▸ STATED EXERCISE: In this exercise, reproduce all the entries that follow exactly.

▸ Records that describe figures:
====

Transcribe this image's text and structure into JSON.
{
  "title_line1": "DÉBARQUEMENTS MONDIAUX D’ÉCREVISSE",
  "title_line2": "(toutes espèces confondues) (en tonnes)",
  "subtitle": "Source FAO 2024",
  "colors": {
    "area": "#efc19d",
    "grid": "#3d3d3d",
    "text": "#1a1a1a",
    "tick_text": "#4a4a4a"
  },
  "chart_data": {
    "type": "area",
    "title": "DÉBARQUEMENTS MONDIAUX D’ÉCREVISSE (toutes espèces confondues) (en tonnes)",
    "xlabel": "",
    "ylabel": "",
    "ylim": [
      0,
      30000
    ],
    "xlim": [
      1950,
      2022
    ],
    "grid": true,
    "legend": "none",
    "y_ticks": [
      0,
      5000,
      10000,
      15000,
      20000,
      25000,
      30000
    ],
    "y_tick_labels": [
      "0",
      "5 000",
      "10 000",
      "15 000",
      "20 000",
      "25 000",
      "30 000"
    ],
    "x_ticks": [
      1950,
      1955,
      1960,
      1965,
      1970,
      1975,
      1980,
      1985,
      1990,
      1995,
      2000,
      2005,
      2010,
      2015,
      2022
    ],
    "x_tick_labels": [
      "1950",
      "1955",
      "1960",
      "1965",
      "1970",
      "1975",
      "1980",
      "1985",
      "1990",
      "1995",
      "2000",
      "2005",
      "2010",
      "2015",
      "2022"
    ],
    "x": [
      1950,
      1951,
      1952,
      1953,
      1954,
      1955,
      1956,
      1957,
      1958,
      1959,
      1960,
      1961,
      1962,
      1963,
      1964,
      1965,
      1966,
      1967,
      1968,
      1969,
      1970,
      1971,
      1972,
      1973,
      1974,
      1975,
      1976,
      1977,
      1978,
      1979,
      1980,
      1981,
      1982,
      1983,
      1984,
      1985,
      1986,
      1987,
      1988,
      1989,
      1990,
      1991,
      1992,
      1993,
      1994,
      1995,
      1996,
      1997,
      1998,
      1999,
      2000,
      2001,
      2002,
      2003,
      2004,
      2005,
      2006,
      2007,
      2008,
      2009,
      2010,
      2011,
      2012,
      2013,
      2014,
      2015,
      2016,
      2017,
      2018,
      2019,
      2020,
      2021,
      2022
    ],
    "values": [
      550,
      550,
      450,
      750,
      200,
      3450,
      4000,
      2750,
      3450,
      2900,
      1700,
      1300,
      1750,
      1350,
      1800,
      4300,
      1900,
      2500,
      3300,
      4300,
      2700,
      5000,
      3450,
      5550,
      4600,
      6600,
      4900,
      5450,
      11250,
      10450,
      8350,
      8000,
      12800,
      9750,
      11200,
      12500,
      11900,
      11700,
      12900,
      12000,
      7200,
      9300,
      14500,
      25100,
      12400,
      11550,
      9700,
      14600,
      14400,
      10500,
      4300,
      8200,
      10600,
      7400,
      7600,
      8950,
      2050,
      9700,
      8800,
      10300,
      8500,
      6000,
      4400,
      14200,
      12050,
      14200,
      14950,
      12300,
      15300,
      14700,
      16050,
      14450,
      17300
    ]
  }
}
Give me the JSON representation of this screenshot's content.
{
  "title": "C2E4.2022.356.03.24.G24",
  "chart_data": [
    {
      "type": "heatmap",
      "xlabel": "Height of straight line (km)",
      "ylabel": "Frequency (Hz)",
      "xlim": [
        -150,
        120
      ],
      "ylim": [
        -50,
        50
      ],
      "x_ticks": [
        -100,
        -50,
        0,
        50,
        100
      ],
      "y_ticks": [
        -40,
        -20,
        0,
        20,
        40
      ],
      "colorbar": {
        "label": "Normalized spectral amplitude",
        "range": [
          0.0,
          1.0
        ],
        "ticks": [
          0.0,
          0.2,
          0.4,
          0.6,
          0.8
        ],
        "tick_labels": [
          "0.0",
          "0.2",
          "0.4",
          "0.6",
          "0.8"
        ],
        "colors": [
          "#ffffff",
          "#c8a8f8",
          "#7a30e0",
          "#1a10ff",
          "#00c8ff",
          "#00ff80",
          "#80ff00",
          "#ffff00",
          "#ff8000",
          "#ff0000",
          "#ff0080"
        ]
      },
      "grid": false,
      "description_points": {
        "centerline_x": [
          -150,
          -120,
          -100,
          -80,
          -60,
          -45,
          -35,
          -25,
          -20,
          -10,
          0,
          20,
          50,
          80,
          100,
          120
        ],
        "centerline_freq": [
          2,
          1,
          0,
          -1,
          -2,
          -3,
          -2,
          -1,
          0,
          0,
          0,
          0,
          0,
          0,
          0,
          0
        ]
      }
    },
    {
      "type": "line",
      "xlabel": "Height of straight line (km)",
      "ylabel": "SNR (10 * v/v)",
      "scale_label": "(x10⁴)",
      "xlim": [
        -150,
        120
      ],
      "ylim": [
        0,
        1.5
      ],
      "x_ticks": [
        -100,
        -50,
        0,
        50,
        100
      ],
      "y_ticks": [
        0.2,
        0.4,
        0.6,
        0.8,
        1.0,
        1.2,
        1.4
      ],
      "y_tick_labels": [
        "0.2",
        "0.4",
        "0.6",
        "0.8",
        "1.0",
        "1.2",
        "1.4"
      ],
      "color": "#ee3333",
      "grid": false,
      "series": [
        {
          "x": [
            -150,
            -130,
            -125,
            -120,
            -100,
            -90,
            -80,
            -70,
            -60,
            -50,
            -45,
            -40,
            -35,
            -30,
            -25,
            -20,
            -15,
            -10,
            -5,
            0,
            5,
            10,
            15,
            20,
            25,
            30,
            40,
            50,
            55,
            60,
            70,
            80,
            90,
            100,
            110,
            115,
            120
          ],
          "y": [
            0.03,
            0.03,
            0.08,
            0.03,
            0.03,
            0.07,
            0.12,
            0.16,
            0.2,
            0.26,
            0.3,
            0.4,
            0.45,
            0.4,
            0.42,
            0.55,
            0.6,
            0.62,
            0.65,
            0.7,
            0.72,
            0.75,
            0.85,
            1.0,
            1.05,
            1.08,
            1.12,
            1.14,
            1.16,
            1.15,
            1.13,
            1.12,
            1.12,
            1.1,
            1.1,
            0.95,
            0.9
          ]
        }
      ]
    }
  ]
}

====

▸ THE REPLY:
Transcribe this image's text and structure into JSON.
{
  "title_line1": "DÉBARQUEMENTS MONDIAUX D’ÉCREVISSE",
  "title_line2": "(toutes espèces confondues) (en tonnes)",
  "subtitle": "Source FAO 2024",
  "colors": {
    "area": "#efc19d",
    "grid": "#3d3d3d",
    "text": "#1a1a1a",
    "tick_text": "#4a4a4a"
  },
  "chart_data": {
    "type": "area",
    "title": "DÉBARQUEMENTS MONDIAUX D’ÉCREVISSE (toutes espèces confondues) (en tonnes)",
    "xlabel": "",
    "ylabel": "",
    "ylim": [
      0,
      30000
    ],
    "xlim": [
      1950,
      2022
    ],
    "grid": true,
    "legend": "none",
    "y_ticks": [
      0,
      5000,
      10000,
      15000,
      20000,
      25000,
      30000
    ],
    "y_tick_labels": [
      "0",
      "5 000",
      "10 000",
      "15 000",
      "20 000",
      "25 000",
      "30 000"
    ],
    "x_ticks": [
      1950,
      1955,
      1960,
      1965,
      1970,
      1975,
      1980,
      1985,
      1990,
      1995,
      2000,
      2005,
      2010,
      2015,
      2022
    ],
    "x_tick_labels": [
      "1950",
      "1955",
      "1960",
      "1965",
      "1970",
      "1975",
      "1980",
      "1985",
      "1990",
      "1995",
      "2000",
      "2005",
      "2010",
      "2015",
      "2022"
    ],
    "x": [
      1950,
      1951,
      1952,
      1953,
      1954,
      1955,
      1956,
      1957,
      1958,
      1959,
      1960,
      1961,
      1962,
      1963,
      1964,
      1965,
      1966,
      1967,
      1968,
      1969,
      1970,
      1971,
      1972,
      1973,
      1974,
      1975,
      1976,
      1977,
      1978,
      1979,
      1980,
      1981,
      1982,
      1983,
      1984,
      1985,
      1986,
      1987,
      1988,
      1989,
      1990,
      1991,
      1992,
      1993,
      1994,
      1995,
      1996,
      1997,
      1998,
      1999,
      2000,
      2001,
      2002,
      2003,
      2004,
      2005,
      2006,
      2007,
      2008,
      2009,
      2010,
      2011,
      2012,
      2013,
      2014,
      2015,
      2016,
      2017,
      2018,
      2019,
      2020,
      2021,
      2022
    ],
    "values": [
      550,
      550,
      450,
      750,
      200,
      3450,
      4000,
      2750,
      3450,
      2900,
      1700,
      1300,
      1750,
      1350,
      1800,
      4300,
      1900,
      2500,
      3300,
      4300,
      2700,
      5000,
      3450,
      5550,
      4600,
      6600,
      4900,
      5450,
      11250,
      10450,
      8350,
      8000,
      12800,
      9750,
      11200,
      12500,
      11900,
      11700,
      12900,
      12000,
      7200,
      9300,
      14500,
      25100,
      12400,
      11550,
      9700,
      14600,
      14400,
      10500,
      4300,
      8200,
      10600,
      7400,
      7600,
      8950,
      2050,
      9700,
      8800,
      10300,
      8500,
      6000,
      4400,
      14200,
      12050,
      14200,
      14950,
      12300,
      15300,
      14700,
      16050,
      14450,
      17300
    ]
  }
}
Give me the JSON representation of this screenshot's content.
{
  "title": "C2E4.2022.356.03.24.G24",
  "chart_data": [
    {
      "type": "heatmap",
      "xlabel": "Height of straight line (km)",
      "ylabel": "Frequency (Hz)",
      "xlim": [
        -150,
        120
      ],
      "ylim": [
        -50,
        50
      ],
      "x_ticks": [
        -100,
        -50,
        0,
        50,
        100
      ],
      "y_ticks": [
        -40,
        -20,
        0,
        20,
        40
      ],
      "colorbar": {
        "label": "Normalized spectral amplitude",
        "range": [
          0.0,
          1.0
        ],
        "ticks": [
          0.0,
          0.2,
          0.4,
          0.6,
          0.8
        ],
        "tick_labels": [
          "0.0",
          "0.2",
          "0.4",
          "0.6",
          "0.8"
        ],
        "colors": [
          "#ffffff",
          "#c8a8f8",
          "#7a30e0",
          "#1a10ff",
          "#00c8ff",
          "#00ff80",
          "#80ff00",
          "#ffff00",
          "#ff8000",
          "#ff0000",
          "#ff0080"
        ]
      },
      "grid": false,
      "description_points": {
        "centerline_x": [
          -150,
          -120,
          -100,
          -80,
          -60,
          -45,
          -35,
          -25,
          -20,
          -10,
          0,
          20,
          50,
          80,
          100,
          120
        ],
        "centerline_freq": [
          2,
          1,
          0,
          -1,
          -2,
          -3,
          -2,
          -1,
          0,
          0,
          0,
          0,
          0,
          0,
          0,
          0
        ]
      }
    },
    {
      "type": "line",
      "xlabel": "Height of straight line (km)",
      "ylabel": "SNR (10 * v/v)",
      "scale_label": "(x10⁴)",
      "xlim": [
        -150,
        120
      ],
      "ylim": [
        0,
        1.5
      ],
      "x_ticks": [
        -100,
        -50,
        0,
        50,
        100
      ],
      "y_ticks": [
        0.2,
        0.4,
        0.6,
        0.8,
        1.0,
        1.2,
        1.4
      ],
      "y_tick_labels": [
        "0.2",
        "0.4",
        "0.6",
        "0.8",
        "1.0",
        "1.2",
        "1.4"
      ],
      "color": "#ee3333",
      "grid": false,
      "series": [
        {
          "x": [
            -150,
            -130,
            -125,
            -120,
            -100,
            -90,
            -80,
            -70,
            -60,
            -50,
            -45,
            -40,
            -35,
            -30,
            -25,
            -20,
            -15,
            -10,
            -5,
            0,
            5,
            10,
            15,
            20,
            25,
            30,
            40,
            50,
            55,
            60,
            70,
            80,
            90,
            100,
            110,
            115,
            120
          ],
          "y": [
            0.03,
            0.03,
            0.08,
            0.03,
            0.03,
            0.07,
            0.12,
            0.16,
            0.2,
            0.26,
            0.3,
            0.4,
            0.45,
            0.4,
            0.42,
            0.55,
            0.6,
            0.62,
            0.65,
            0.7,
            0.72,
            0.75,
            0.85,
            1.0,
            1.05,
            1.08,
            1.12,
            1.14,
            1.16,
            1.15,
            1.13,
            1.12,
            1.12,
            1.1,
            1.1,
            0.95,
            0.9
          ]
        }
      ]
    }
  ]
}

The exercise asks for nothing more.